Problem description:
Pick out all lines in the listing holding the string "name" and copy them.

Information provided:
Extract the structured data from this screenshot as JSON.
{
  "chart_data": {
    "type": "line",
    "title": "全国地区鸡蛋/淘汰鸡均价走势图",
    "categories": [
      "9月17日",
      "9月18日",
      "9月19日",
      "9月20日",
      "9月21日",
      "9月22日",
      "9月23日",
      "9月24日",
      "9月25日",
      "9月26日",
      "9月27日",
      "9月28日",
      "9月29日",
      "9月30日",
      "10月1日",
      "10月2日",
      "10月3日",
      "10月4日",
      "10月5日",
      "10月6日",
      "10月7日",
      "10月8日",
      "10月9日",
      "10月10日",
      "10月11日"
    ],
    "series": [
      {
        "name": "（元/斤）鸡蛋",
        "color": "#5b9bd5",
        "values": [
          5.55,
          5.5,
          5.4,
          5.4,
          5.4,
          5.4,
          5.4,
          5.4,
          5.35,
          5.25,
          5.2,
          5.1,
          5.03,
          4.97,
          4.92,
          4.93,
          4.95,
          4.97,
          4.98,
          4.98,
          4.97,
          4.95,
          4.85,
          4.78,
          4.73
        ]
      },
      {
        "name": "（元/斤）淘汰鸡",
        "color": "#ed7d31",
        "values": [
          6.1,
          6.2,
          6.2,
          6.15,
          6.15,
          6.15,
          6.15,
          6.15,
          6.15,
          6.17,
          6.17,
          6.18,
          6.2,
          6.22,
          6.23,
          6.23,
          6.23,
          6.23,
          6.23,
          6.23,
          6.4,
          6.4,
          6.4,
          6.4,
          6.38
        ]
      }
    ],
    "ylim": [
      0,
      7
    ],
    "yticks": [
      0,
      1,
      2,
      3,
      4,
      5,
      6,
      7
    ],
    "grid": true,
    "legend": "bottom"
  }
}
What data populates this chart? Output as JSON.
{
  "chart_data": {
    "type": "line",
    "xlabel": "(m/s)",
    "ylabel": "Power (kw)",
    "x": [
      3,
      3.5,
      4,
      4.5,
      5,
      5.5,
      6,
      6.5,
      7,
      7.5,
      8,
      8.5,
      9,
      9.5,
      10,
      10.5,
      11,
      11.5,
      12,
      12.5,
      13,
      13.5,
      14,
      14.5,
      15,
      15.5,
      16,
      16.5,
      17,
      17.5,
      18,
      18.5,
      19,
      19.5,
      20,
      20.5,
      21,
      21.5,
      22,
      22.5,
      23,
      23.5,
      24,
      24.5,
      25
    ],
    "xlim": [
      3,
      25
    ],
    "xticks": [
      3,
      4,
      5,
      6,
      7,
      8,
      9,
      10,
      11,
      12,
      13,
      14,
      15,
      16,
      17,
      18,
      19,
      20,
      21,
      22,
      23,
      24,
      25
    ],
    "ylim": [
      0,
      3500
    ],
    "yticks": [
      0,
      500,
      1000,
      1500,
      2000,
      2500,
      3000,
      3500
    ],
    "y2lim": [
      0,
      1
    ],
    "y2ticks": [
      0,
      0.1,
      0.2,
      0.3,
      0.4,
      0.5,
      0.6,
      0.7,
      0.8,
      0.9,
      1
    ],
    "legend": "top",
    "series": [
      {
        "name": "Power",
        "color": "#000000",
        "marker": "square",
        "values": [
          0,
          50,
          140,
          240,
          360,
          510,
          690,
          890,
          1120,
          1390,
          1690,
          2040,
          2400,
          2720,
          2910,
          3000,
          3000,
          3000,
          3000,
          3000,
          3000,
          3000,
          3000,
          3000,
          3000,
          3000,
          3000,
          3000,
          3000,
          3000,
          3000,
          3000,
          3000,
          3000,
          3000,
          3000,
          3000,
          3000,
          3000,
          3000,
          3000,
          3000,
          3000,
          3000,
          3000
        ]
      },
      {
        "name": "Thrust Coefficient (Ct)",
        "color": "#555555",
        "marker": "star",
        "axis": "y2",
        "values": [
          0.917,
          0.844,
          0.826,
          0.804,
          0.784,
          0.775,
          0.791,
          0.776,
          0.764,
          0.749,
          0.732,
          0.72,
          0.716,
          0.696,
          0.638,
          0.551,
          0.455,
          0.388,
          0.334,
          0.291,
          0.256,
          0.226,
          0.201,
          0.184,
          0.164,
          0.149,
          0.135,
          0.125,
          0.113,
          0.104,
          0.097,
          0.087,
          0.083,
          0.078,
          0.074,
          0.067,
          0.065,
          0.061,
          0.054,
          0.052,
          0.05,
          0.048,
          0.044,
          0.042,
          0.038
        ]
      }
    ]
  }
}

Result for this task:
        "name": "（元/斤）鸡蛋",
        "name": "（元/斤）淘汰鸡",
        "name": "Power",
        "name": "Thrust Coefficient (Ct)",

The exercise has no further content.